• **Selected excerpt**:
_ _ _ _ _ _ _
You are neither below nor above. You are simply you. You do not compare yourself with anyone, nor denigrate yourself; you neither self-advertise nor sing your own praises. This ease is what is called one’s own nature, one’s own dharma. Only then will you discover the God within.
There are two ways to miss: guilt and ego. There is one way to attain: drop both. Accept your naturalness, your spontaneity. Don’t create pointless conflict. Don’t fight the river; flow with it.
The uncivilized man knows no guilt. He lives as simply as children, as animals and birds, as trees. Civilization is born out of guilt.
Guilt means: we tell every child, “You should be like this, and you should not be like that.” Then, whenever the child finds himself leaning in the direction of the “should not,” a tendency toward guilt arises—guilt, self-reproach, shame. And whenever he finds himself leaning in the direction we say he “should,” then ego arises.
Civilization breeds two diseases: on one side ego, on the other guilt.
You tell a child, “Don’t smoke; it’s a great sin, you’ll rot in hell.” You frighten him. If he then smokes, guilt arises: “I’ve done something sinful.” He lies to his parents, hides it. He comes home scared, on edge, expecting that news will reach them from somewhere, that someone must have seen him. The smell will cling to his clothes for his mother to catch. If he comes close, they’ll smell it on his breath. He’s bound to be caught. He’s full of guilt, fearful, anxious.
If this fear settles very deep, you can spend your whole life just being afraid. You never really live. How can a frightened person live? Guilt sucks the life out of you.
And if he doesn’t smoke—though the urge was there, he even lifted the cigarette but put it down, renounced it—then stiffness arises, ego arises. He will walk into the house with a different stride, as if he has accomplished a great feat, as if in God’s eyes he has risen very high. Heaven is guaranteed!
Leave little children aside—even your grown-up sadhus and sannyasins keep accounts of heaven and hell over such trifles! Someone fasted; he sits certain that in heaven God stands with band and music ready. The moment he dies—trumpets, procession on an elephant!
Childish mind. What have you really done? Not eaten food? Not smoked a cigarette? Not chewed betel? Some have chewed betel and smoked a cigarette, and they are trembling that the gates of hell have opened—now opened! No delay; the Devil has pounced!
Both attitudes are foolish. And both have a reason: society, the state, religion. Society rules the person by frightening him. The priest too rules by frightening. First, frighten. When the person is thoroughly scared, then come to “save” him. It’s a racket.
I have heard: there were two brothers in a village. Their business ran very well. One brother would go at night and throw tar on people’s windowpanes. The other brother would set out in the morning shouting, “Anyone want their glass cleaned?” The business was perfect. It could never happen that they didn’t find clients. The first brother created the customers; the second cleaned their panes in the morning.
First the priest frightens you. When you become fearful, then he consoles you: “Don’t worry. We have the keys, the methods by which even if you have sinned, you will be forgiven. Even if you have committed offenses, they will not take you to hell. We have mantras, sacrificial means. If you listen to us and obey, you will be pardoned. Don’t panic; there is a way to be saved. There is hope.”
_ _ _ _ _ _ _
• **Data under study**:
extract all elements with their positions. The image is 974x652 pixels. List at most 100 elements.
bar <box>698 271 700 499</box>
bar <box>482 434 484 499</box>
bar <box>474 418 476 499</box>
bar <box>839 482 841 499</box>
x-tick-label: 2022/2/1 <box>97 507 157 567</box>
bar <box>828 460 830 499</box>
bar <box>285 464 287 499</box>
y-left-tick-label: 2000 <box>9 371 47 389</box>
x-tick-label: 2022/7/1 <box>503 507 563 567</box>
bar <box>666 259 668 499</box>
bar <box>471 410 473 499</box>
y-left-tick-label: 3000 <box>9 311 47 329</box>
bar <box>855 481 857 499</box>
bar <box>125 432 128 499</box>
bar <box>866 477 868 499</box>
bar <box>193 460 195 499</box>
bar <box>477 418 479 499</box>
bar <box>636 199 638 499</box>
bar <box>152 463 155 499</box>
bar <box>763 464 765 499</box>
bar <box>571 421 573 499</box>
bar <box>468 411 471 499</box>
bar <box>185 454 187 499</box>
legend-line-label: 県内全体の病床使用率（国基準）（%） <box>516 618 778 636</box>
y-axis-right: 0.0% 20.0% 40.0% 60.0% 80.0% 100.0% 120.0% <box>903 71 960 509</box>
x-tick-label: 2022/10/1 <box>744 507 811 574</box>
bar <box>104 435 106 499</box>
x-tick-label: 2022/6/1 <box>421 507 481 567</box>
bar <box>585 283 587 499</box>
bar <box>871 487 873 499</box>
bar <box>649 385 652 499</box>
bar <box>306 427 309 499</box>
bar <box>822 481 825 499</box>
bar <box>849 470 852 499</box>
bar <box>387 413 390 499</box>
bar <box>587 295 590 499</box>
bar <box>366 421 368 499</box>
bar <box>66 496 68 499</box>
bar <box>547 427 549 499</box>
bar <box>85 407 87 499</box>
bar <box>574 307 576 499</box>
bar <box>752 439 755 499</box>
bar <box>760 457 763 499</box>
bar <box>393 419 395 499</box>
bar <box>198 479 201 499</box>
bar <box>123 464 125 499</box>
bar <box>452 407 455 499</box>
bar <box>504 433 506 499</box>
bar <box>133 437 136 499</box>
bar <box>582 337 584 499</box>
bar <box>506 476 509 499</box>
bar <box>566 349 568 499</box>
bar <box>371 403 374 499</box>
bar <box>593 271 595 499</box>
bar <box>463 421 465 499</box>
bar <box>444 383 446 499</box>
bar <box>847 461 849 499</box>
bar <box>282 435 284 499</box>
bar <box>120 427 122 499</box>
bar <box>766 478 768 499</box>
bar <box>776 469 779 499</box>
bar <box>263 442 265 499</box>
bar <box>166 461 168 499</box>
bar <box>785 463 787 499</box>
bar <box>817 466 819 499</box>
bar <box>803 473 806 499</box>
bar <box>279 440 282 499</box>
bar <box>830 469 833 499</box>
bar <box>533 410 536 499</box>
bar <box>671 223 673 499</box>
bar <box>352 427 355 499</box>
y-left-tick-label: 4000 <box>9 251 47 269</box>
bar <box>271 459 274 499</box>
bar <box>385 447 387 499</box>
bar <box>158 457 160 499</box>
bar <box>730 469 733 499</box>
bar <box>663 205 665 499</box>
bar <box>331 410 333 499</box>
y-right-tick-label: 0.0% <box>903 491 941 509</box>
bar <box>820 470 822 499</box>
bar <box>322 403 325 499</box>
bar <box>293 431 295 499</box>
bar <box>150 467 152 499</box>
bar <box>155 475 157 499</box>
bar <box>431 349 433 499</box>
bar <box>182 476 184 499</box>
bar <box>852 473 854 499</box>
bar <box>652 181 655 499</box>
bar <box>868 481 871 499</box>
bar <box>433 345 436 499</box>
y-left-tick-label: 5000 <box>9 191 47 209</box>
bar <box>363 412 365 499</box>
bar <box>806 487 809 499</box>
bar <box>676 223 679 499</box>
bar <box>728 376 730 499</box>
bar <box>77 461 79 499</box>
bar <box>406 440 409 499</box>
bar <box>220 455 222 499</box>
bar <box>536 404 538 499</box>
_ _ _ _ _ _ _
• **Your assignment**:
Could you copy out the passage on guilt and ego above, between "Guilt means: we" and "the other guilt.", inclusive?

• **Output for this exercise**:
Guilt means: we tell every child, “You should be like this, and you should not be like that.” Then, whenever the child finds himself leaning in the direction of the “should not,” a tendency toward guilt arises—guilt, self-reproach, shame. And whenever he finds himself leaning in the direction we say he “should,” then ego arises.
Civilization breeds two diseases: on one side ego, on the other guilt.